**Jobs:**
1/ Decide whether each statement agrees with the Irene Lyle page. Answer yes or no for each, and quote the words from the page that settle it.
(a) Irene's rifle went off while her hand was over the end of the barrel.
(b) After the accident, Irene walked the three miles home.
(c) Irene's collection of mounted animals stayed at the Sundre Museum for good.
2/ Answer these questions using the Irene Lyle page.
(a) What did Irene tighten around her wrist to slow the bleeding?
(b) How many babies did Irene have, and over how many years?
(c) Which school did her children attend?

**Reading passage:**
Close
Save

Contact

MAP

403-340-3511


I'm sure we have a photo somewhere!

Irene (Johnson) Lyle

Sundre

1900-1976

Description

Life and Work


"Hello, Mom," Irene Lyle's husband called from the bedroom where he was installing wallboard.

"Hi, Eric. How's things?" came the calm reply as Irene stepped into the house after a hunting trip. Then almost as an afterthought, she added, "I wonder if I can ask you to get me some water in a basin as I cut my hand."

- Gram's 'ventures: Irene Lyle, self-published, 1970.

That was something of an understatement. The "cut" was a bullet wound, sustained when Irene's rifle accidentally discharged as she was holding her hand over the end of the barrel. The bullet had cut a main artery. Still, by using her teeth and her good hand to tighten a polka-dot bandana around her wrist, Irene was able to slow the bleeding enough to get on her horse and cover the three miles (4.8 kilometres) home at a brisk lope. Now that she was home she maintained a calm exterior in the hopes of avoiding shocking her husband too badly.

This story exemplifies Irene Lyle's tough and adventurous nature. Whether she was riding rodeo broncos in her teens, coping with six babies born over seven years, completing long hours of farm work when her husband was sick with rheumatism or hunting and trapping to feed her family, Irene Lyle always maintained a sense of humour and enthusiasm.

Despite the volume of her work, she found energy to commit outrageous pranks, such as dumping a boxful of frogs into her husband's bed or dressing up like a bandit to "rob" the neighbours. She also taught dancing to teens at the local school and took up taxidermy, mounting a collection of animals for display at the Sundre Museum, where it stayed for several years.


Memoirs


Letter of Appreciation by Melva Ratcliff

Next to my own mother, (who was "best friends" with Rene), I would not hesitate to say that Rene Lyle had the most influence on my formative years. As a pre-schooler, living in the Nitchie Valley, I spent many happy hours with her while all of her children and my sister were attending the one-room Eidswold school west of Bergen. I was treated almost as her "seventh child."

Although her days were filled with long hours of such hard work in a log house with no conveniences and many outside chores, she always made me feel welcome and special as I followed her around with my constant inquisitiveness, chatter and singing.

This wonderful Swedish lady, with such resourcefulness, humour, artistic and other abilities, influenced and brightened so many of the lives around her throughout the Great Depression, WWII, and all the rest of her years.

**Data extract:**
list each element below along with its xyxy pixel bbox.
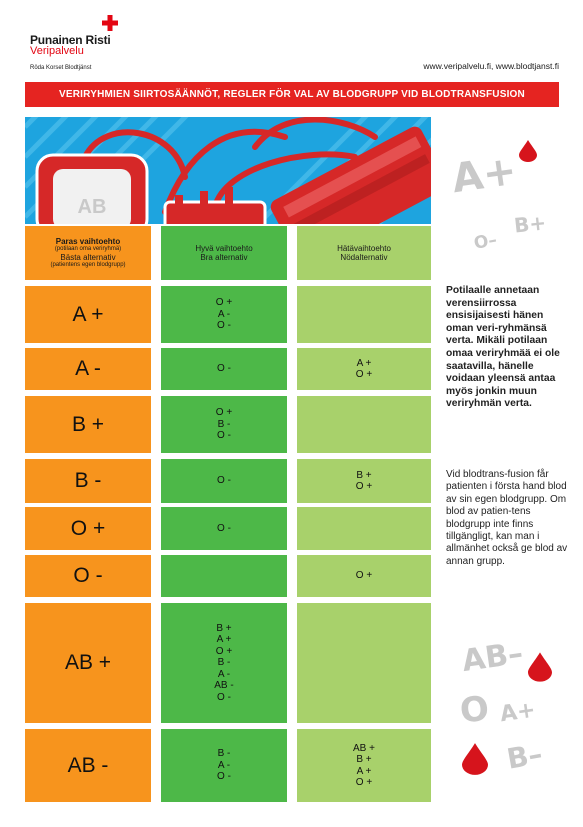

**Solutions:**
1/
(a) Yes: "Irene's rifle accidentally discharged as she was holding her hand over the end of the barrel"
(b) No: "get on her horse and cover the three miles (4.8 kilometres) home at a brisk lope"
(c) No: "for display at the Sundre Museum, where it stayed for several years"

2/
(a) A polka-dot bandana
(b) Six babies over seven years
(c) The one-room Eidswold school west of Bergen